[Extracted records]
━━━━━━━━━━━━━━━━

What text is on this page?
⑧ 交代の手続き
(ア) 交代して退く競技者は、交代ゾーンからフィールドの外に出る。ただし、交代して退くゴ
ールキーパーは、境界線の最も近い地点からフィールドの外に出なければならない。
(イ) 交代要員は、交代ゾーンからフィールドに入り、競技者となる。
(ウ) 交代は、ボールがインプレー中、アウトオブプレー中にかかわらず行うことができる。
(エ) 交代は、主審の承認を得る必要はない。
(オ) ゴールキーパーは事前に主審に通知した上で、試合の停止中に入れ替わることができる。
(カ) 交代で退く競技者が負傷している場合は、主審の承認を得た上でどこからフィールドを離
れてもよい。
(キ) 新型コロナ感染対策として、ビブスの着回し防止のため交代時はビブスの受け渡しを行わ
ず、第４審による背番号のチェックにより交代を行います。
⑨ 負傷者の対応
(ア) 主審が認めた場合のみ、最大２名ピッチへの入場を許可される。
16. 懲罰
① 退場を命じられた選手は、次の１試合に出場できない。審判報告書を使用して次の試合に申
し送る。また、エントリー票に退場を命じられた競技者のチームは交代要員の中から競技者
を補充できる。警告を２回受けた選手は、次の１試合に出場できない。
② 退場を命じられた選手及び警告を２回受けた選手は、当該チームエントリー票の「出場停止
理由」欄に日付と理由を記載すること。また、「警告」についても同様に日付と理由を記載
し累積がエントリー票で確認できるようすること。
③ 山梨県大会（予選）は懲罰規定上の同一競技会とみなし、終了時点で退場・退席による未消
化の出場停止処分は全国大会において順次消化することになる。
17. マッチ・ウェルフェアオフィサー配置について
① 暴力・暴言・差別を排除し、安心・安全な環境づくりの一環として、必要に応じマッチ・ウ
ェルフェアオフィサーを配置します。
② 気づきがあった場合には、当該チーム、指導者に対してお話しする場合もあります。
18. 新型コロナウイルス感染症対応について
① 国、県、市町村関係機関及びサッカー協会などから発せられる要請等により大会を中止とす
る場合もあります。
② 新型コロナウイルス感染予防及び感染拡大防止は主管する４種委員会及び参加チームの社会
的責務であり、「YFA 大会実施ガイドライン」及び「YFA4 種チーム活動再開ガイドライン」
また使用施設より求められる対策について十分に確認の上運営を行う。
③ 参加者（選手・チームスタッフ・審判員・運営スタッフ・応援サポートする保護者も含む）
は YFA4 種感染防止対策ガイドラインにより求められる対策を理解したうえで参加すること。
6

━━━━━━━━━━━━━━━━

Work required: Type out the material again exactly as presented.

Written answer:
What text is on this page?
⑧ 交代の手続き
(ア) 交代して退く競技者は、交代ゾーンからフィールドの外に出る。ただし、交代して退くゴ
ールキーパーは、境界線の最も近い地点からフィールドの外に出なければならない。
(イ) 交代要員は、交代ゾーンからフィールドに入り、競技者となる。
(ウ) 交代は、ボールがインプレー中、アウトオブプレー中にかかわらず行うことができる。
(エ) 交代は、主審の承認を得る必要はない。
(オ) ゴールキーパーは事前に主審に通知した上で、試合の停止中に入れ替わることができる。
(カ) 交代で退く競技者が負傷している場合は、主審の承認を得た上でどこからフィールドを離
れてもよい。
(キ) 新型コロナ感染対策として、ビブスの着回し防止のため交代時はビブスの受け渡しを行わ
ず、第４審による背番号のチェックにより交代を行います。
⑨ 負傷者の対応
(ア) 主審が認めた場合のみ、最大２名ピッチへの入場を許可される。
16. 懲罰
① 退場を命じられた選手は、次の１試合に出場できない。審判報告書を使用して次の試合に申
し送る。また、エントリー票に退場を命じられた競技者のチームは交代要員の中から競技者
を補充できる。警告を２回受けた選手は、次の１試合に出場できない。
② 退場を命じられた選手及び警告を２回受けた選手は、当該チームエントリー票の「出場停止
理由」欄に日付と理由を記載すること。また、「警告」についても同様に日付と理由を記載
し累積がエントリー票で確認できるようすること。
③ 山梨県大会（予選）は懲罰規定上の同一競技会とみなし、終了時点で退場・退席による未消
化の出場停止処分は全国大会において順次消化することになる。
17. マッチ・ウェルフェアオフィサー配置について
① 暴力・暴言・差別を排除し、安心・安全な環境づくりの一環として、必要に応じマッチ・ウ
ェルフェアオフィサーを配置します。
② 気づきがあった場合には、当該チーム、指導者に対してお話しする場合もあります。
18. 新型コロナウイルス感染症対応について
① 国、県、市町村関係機関及びサッカー協会などから発せられる要請等により大会を中止とす
る場合もあります。
② 新型コロナウイルス感染予防及び感染拡大防止は主管する４種委員会及び参加チームの社会
的責務であり、「YFA 大会実施ガイドライン」及び「YFA4 種チーム活動再開ガイドライン」
また使用施設より求められる対策について十分に確認の上運営を行う。
③ 参加者（選手・チームスタッフ・審判員・運営スタッフ・応援サポートする保護者も含む）
は YFA4 種感染防止対策ガイドラインにより求められる対策を理解したうえで参加すること。
6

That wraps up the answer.